## BEGIN

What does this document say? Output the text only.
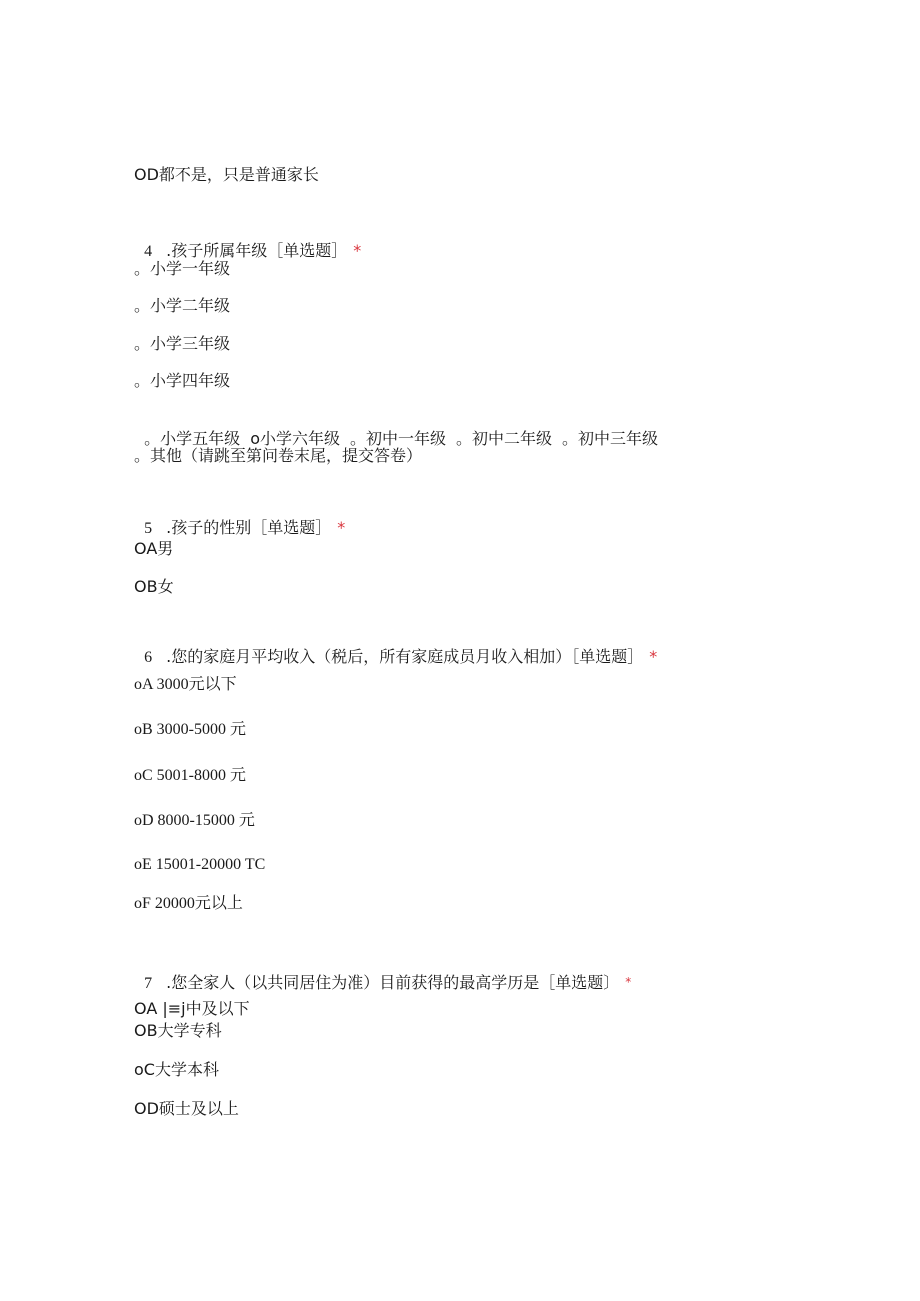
OD都不是，只是普通家长

4 .孩子所属年级［单选题］ *

。小学一年级
。小学二年级
。小学三年级
。小学四年级

。小学五年级 o小学六年级 。初中一年级 。初中二年级 。初中三年级

。其他（请跳至第问卷末尾，提交答卷）

5 .孩子的性别［单选题］ *

OA男
OB女

6 .您的家庭月平均收入（税后，所有家庭成员月收入相加）［单选题］ *

oA 3000元以下
oB 3000-5000 元
oC 5001-8000 元
oD 8000-15000 元
oE 15001-20000 TC
oF 20000元以上

7 .您全家人（以共同居住为准）目前获得的最高学历是［单选题〕 *

OA |≡j中及以下
OB大学专科
oC大学本科
OD硕士及以上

## END

▸ **Directions for this task**: Copy the listing exactly. Any image in it stays out of the copy.

▸ **Expected output**:
What does this document say? Output the text only.
OD都不是，只是普通家长

4 .孩子所属年级［单选题］ *

。小学一年级
。小学二年级
。小学三年级
。小学四年级

。小学五年级 o小学六年级 。初中一年级 。初中二年级 。初中三年级

。其他（请跳至第问卷末尾，提交答卷）

5 .孩子的性别［单选题］ *

OA男
OB女

6 .您的家庭月平均收入（税后，所有家庭成员月收入相加）［单选题］ *

oA 3000元以下
oB 3000-5000 元
oC 5001-8000 元
oD 8000-15000 元
oE 15001-20000 TC
oF 20000元以上

7 .您全家人（以共同居住为准）目前获得的最高学历是［单选题〕 *

OA |≡j中及以下
OB大学专科
oC大学本科
OD硕士及以上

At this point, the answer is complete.